Items listed in a dataset
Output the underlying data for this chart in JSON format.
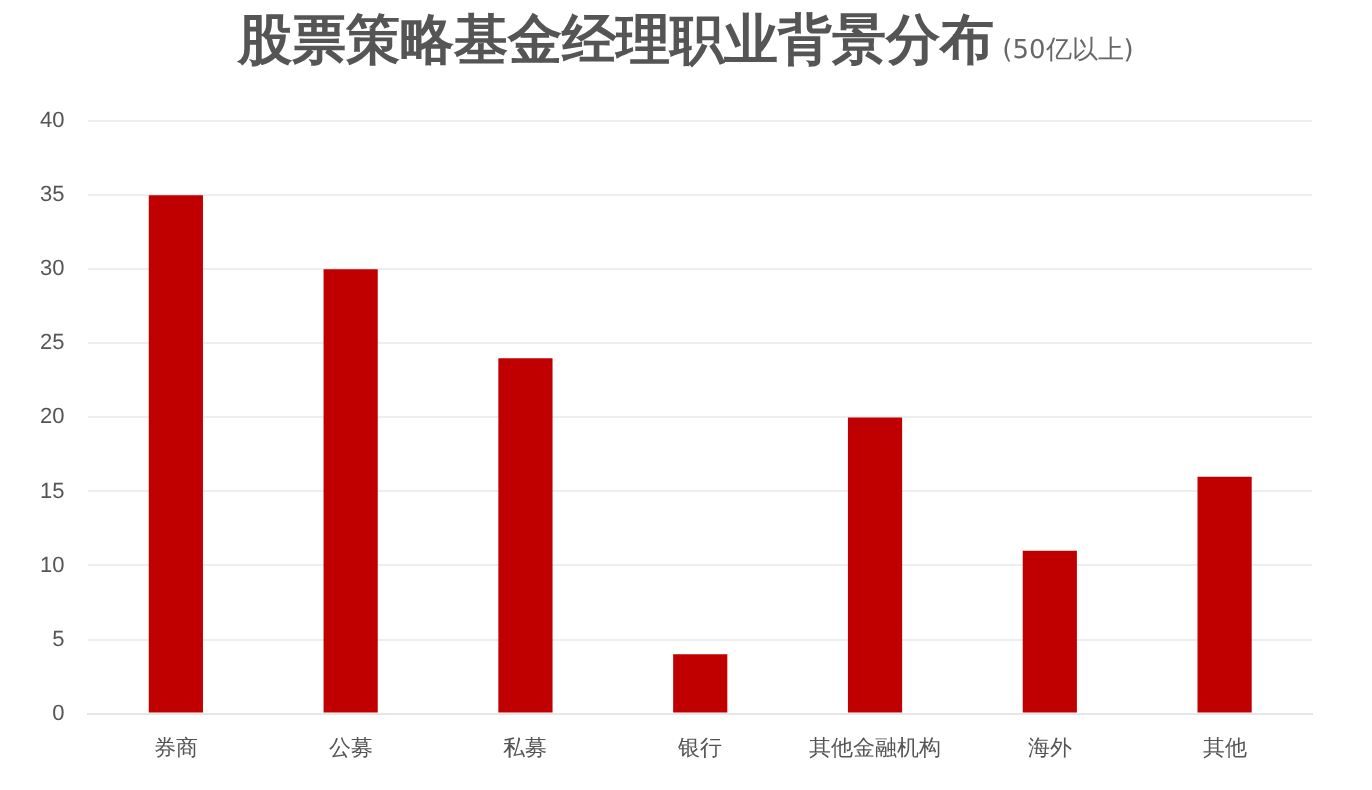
{
  "chart_data": {
    "type": "bar",
    "title": "股票策略基金经理职业背景分布",
    "subtitle": "(50亿以上)",
    "categories": [
      "券商",
      "公募",
      "私募",
      "银行",
      "其他金融机构",
      "海外",
      "其他"
    ],
    "values": [
      35,
      30,
      24,
      4,
      20,
      11,
      16
    ],
    "color": "#c00000",
    "ylim": [
      0,
      40
    ],
    "yticks": [
      0,
      5,
      10,
      15,
      20,
      25,
      30,
      35,
      40
    ],
    "grid": "y",
    "legend": false
  }
}
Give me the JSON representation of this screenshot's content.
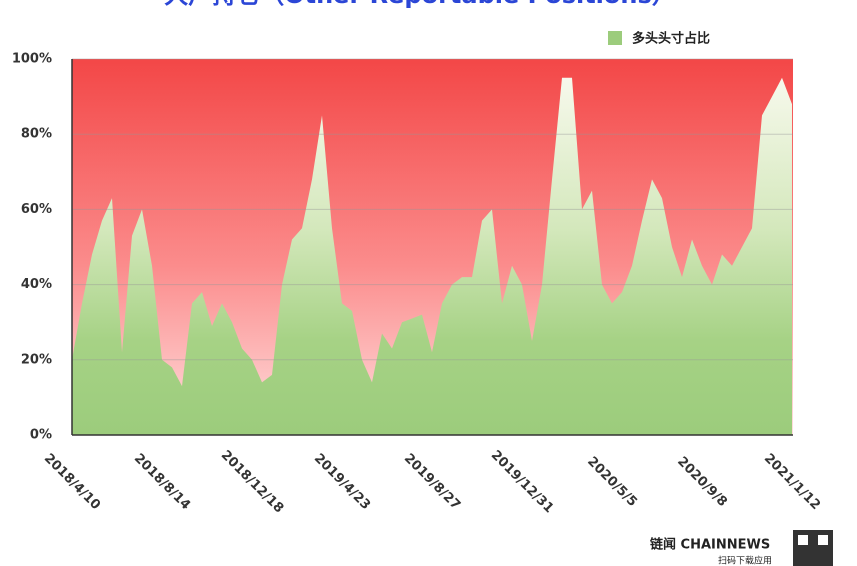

■ **What is expected**
Make an exact copy of every record, pictures excluded.

■ **Solution to this exercise**
Output the underlying data for this chart in JSON format.
{
  "chart_data": {
    "type": "bar",
    "title": "股票策略基金经理职业背景分布",
    "subtitle": "(50亿以上)",
    "categories": [
      "券商",
      "公募",
      "私募",
      "银行",
      "其他金融机构",
      "海外",
      "其他"
    ],
    "values": [
      35,
      30,
      24,
      4,
      20,
      11,
      16
    ],
    "color": "#c00000",
    "ylim": [
      0,
      40
    ],
    "yticks": [
      0,
      5,
      10,
      15,
      20,
      25,
      30,
      35,
      40
    ],
    "grid": "y",
    "legend": false
  }
}
Give me the JSON representation of this screenshot's content.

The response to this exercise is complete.